— START —

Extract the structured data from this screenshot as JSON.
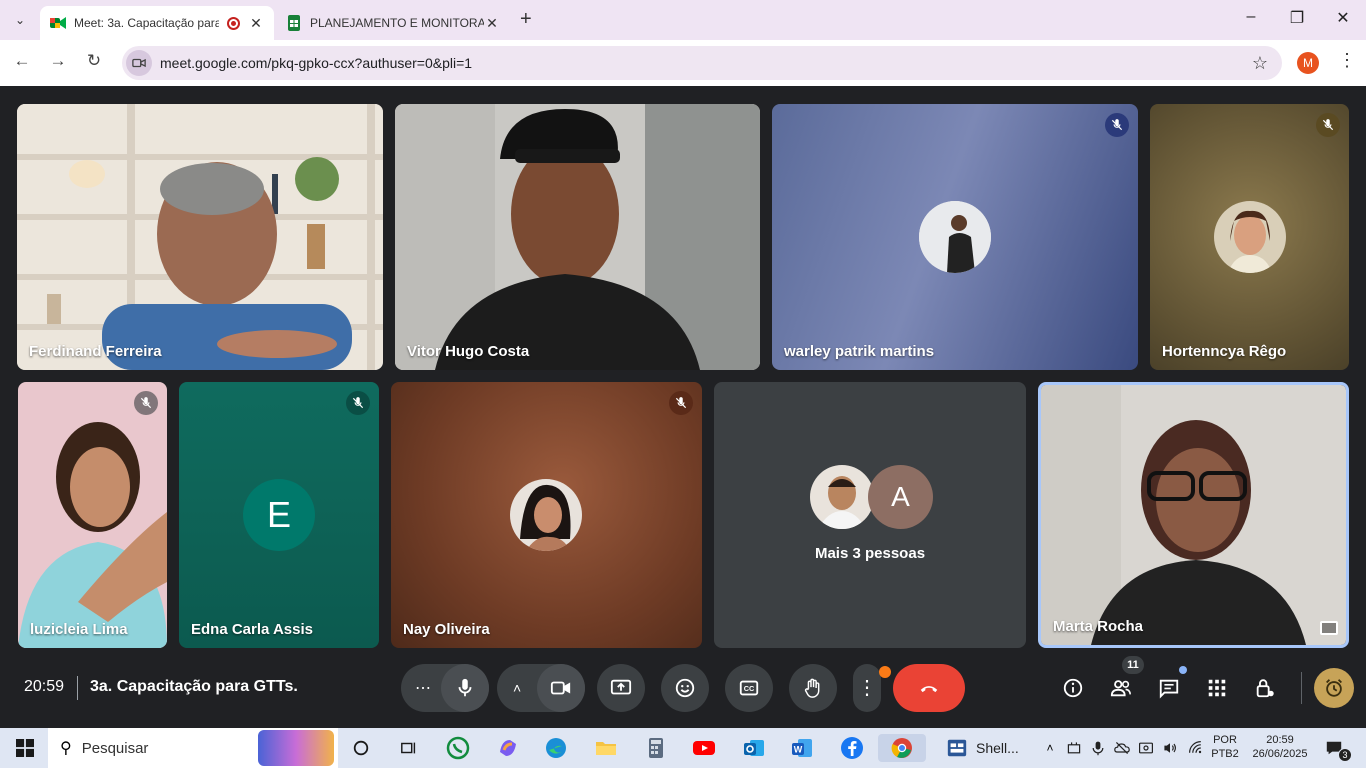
{
  "browser": {
    "tabs": [
      {
        "title": "Meet: 3a. Capacitação para",
        "active": true,
        "favicon_color": "#00832d",
        "recording": true
      },
      {
        "title": "PLANEJAMENTO E MONITORAM",
        "active": false,
        "favicon_color": "#188038"
      }
    ],
    "url": "meet.google.com/pkq-gpko-ccx?authuser=0&pli=1",
    "profile_initial": "M",
    "profile_color": "#e8531f"
  },
  "participants": [
    {
      "name": "Ferdinand Ferreira",
      "muted": false
    },
    {
      "name": "Vitor Hugo Costa",
      "muted": false
    },
    {
      "name": "warley patrik martins",
      "muted": true
    },
    {
      "name": "Hortenncya Rêgo",
      "muted": true
    },
    {
      "name": "luzicleia Lima",
      "muted": true
    },
    {
      "name": "Edna Carla Assis",
      "muted": true,
      "avatar_letter": "E",
      "avatar_color": "#00796b"
    },
    {
      "name": "Nay Oliveira",
      "muted": true
    },
    {
      "name": "Marta Rocha",
      "muted": false,
      "highlighted": true
    }
  ],
  "more_people": {
    "label": "Mais 3 pessoas",
    "avatar_letter": "A",
    "avatar_color": "#8d6e63"
  },
  "meeting": {
    "time": "20:59",
    "title": "3a. Capacitação para GTTs.",
    "participant_count": "11"
  },
  "taskbar": {
    "search_placeholder": "Pesquisar",
    "shell_label": "Shell...",
    "lang_line1": "POR",
    "lang_line2": "PTB2",
    "clock_time": "20:59",
    "clock_date": "26/06/2025",
    "notification_count": "3"
  },
  "colors": {
    "meet_bg": "#202124",
    "end_call": "#ea4335",
    "control_btn": "#3c4043",
    "active_tile_border": "#a8c7fa"
  }
}
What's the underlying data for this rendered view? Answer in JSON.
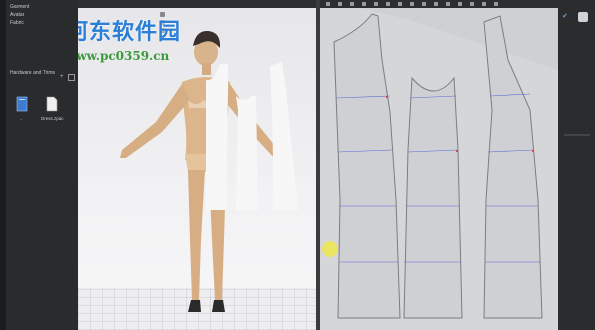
{
  "library": {
    "items": [
      "Garment",
      "Avatar",
      "Fabric",
      "Hardware and Trims"
    ],
    "files": [
      {
        "name": "..",
        "icon": "folder-icon"
      },
      {
        "name": "Dress.zpac",
        "icon": "file-icon"
      }
    ]
  },
  "watermark": {
    "title": "河东软件园",
    "url": "www.pc0359.cn"
  },
  "colors": {
    "accent": "#2b7fd6",
    "pattern_fill": "#cfd0d3",
    "pattern_line": "#7a7d83",
    "baseline": "#5c6bd6",
    "notch": "#d24a4a"
  }
}
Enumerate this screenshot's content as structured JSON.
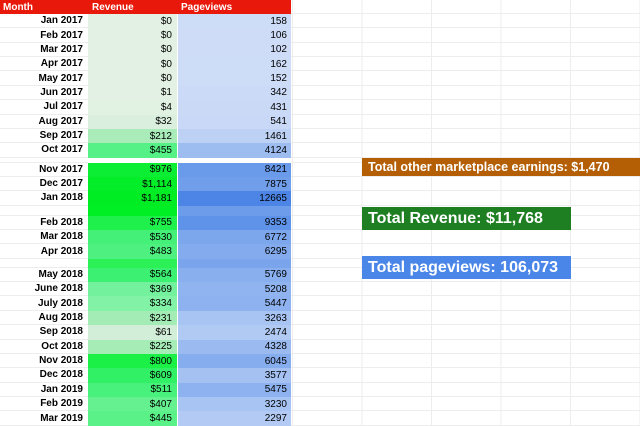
{
  "header": {
    "month": "Month",
    "revenue": "Revenue",
    "pageviews": "Pageviews"
  },
  "colors": {
    "header_bg": "#e8190b",
    "grid_line": "#ededed",
    "revenue_scale_max": "#00ed23",
    "revenue_scale_min": "#e2f1e3",
    "pageviews_scale_max": "#4d85e7",
    "pageviews_scale_min": "#cedcf7"
  },
  "rows": [
    {
      "month": "Jan 2017",
      "revenue": "$0",
      "pageviews": "158",
      "revenue_color": "#e2f1e3",
      "pageviews_color": "#cddcf7"
    },
    {
      "month": "Feb 2017",
      "revenue": "$0",
      "pageviews": "106",
      "revenue_color": "#e2f1e3",
      "pageviews_color": "#cedcf7"
    },
    {
      "month": "Mar 2017",
      "revenue": "$0",
      "pageviews": "102",
      "revenue_color": "#e2f1e3",
      "pageviews_color": "#cedcf7"
    },
    {
      "month": "Apr 2017",
      "revenue": "$0",
      "pageviews": "162",
      "revenue_color": "#e2f1e3",
      "pageviews_color": "#cddcf7"
    },
    {
      "month": "May 2017",
      "revenue": "$0",
      "pageviews": "152",
      "revenue_color": "#e2f1e3",
      "pageviews_color": "#cddcf7"
    },
    {
      "month": "Jun 2017",
      "revenue": "$1",
      "pageviews": "342",
      "revenue_color": "#e2f1e3",
      "pageviews_color": "#cbdaf6"
    },
    {
      "month": "Jul 2017",
      "revenue": "$4",
      "pageviews": "431",
      "revenue_color": "#e1f1e2",
      "pageviews_color": "#c9d9f6"
    },
    {
      "month": "Aug 2017",
      "revenue": "$32",
      "pageviews": "541",
      "revenue_color": "#daefdd",
      "pageviews_color": "#c8d8f6"
    },
    {
      "month": "Sep 2017",
      "revenue": "$212",
      "pageviews": "1461",
      "revenue_color": "#a9ecba",
      "pageviews_color": "#bdd1f4"
    },
    {
      "month": "Oct 2017",
      "revenue": "$455",
      "pageviews": "4124",
      "revenue_color": "#55f186",
      "pageviews_color": "#9dbdf1"
    },
    {
      "spacer": true,
      "height": 5,
      "revenue_color": "#ffffff",
      "pageviews_color": "#ffffff"
    },
    {
      "month": "Nov 2017",
      "revenue": "$976",
      "pageviews": "8421",
      "revenue_color": "#0cee33",
      "pageviews_color": "#6a9aea"
    },
    {
      "month": "Dec 2017",
      "revenue": "$1,114",
      "pageviews": "7875",
      "revenue_color": "#03ee29",
      "pageviews_color": "#709eeb"
    },
    {
      "month": "Jan 2018",
      "revenue": "$1,181",
      "pageviews": "12665",
      "revenue_color": "#00ed23",
      "pageviews_color": "#4d85e7"
    },
    {
      "spacer": true,
      "height": 10,
      "revenue_color": "#00ee24",
      "pageviews_color": "#6d9ceb"
    },
    {
      "month": "Feb 2018",
      "revenue": "$755",
      "pageviews": "9353",
      "revenue_color": "#1ff04b",
      "pageviews_color": "#5f93e9"
    },
    {
      "month": "Mar 2018",
      "revenue": "$530",
      "pageviews": "6772",
      "revenue_color": "#44f077",
      "pageviews_color": "#7da7ed"
    },
    {
      "month": "Apr 2018",
      "revenue": "$483",
      "pageviews": "6295",
      "revenue_color": "#4ef180",
      "pageviews_color": "#83abed"
    },
    {
      "spacer": true,
      "height": 9,
      "revenue_color": "#2bf157",
      "pageviews_color": "#7aa5ec"
    },
    {
      "month": "May 2018",
      "revenue": "$564",
      "pageviews": "5769",
      "revenue_color": "#3cf071",
      "pageviews_color": "#89afee"
    },
    {
      "month": "June 2018",
      "revenue": "$369",
      "pageviews": "5208",
      "revenue_color": "#74f19d",
      "pageviews_color": "#90b4ef"
    },
    {
      "month": "July 2018",
      "revenue": "$334",
      "pageviews": "5447",
      "revenue_color": "#81f2a6",
      "pageviews_color": "#8db2ef"
    },
    {
      "month": "Aug 2018",
      "revenue": "$231",
      "pageviews": "3263",
      "revenue_color": "#a3ecb6",
      "pageviews_color": "#a8c4f2"
    },
    {
      "month": "Sep 2018",
      "revenue": "$61",
      "pageviews": "2474",
      "revenue_color": "#d3eed8",
      "pageviews_color": "#b1caf3"
    },
    {
      "month": "Oct 2018",
      "revenue": "$225",
      "pageviews": "4328",
      "revenue_color": "#a5ecb7",
      "pageviews_color": "#9bbbf0"
    },
    {
      "month": "Nov 2018",
      "revenue": "$800",
      "pageviews": "6045",
      "revenue_color": "#1af046",
      "pageviews_color": "#86adee"
    },
    {
      "month": "Dec 2018",
      "revenue": "$609",
      "pageviews": "3577",
      "revenue_color": "#32f066",
      "pageviews_color": "#a4c1f2"
    },
    {
      "month": "Jan 2019",
      "revenue": "$511",
      "pageviews": "5475",
      "revenue_color": "#48f17b",
      "pageviews_color": "#8db2ef"
    },
    {
      "month": "Feb 2019",
      "revenue": "$407",
      "pageviews": "3230",
      "revenue_color": "#66f191",
      "pageviews_color": "#a8c4f2"
    },
    {
      "month": "Mar 2019",
      "revenue": "$445",
      "pageviews": "2297",
      "revenue_color": "#59f188",
      "pageviews_color": "#b3cbf4"
    }
  ],
  "callouts": [
    {
      "label": "Total other marketplace earnings: $1,470",
      "bg": "#b45f06"
    },
    {
      "label": "Total Revenue: $11,768",
      "bg": "#1e7e22"
    },
    {
      "label": "Total pageviews: 106,073",
      "bg": "#4a86e8"
    }
  ]
}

— END —

REQUIREMENT: Find every line holding the word "JSON"; give their count and nothing else.

TASK ANSWER: 3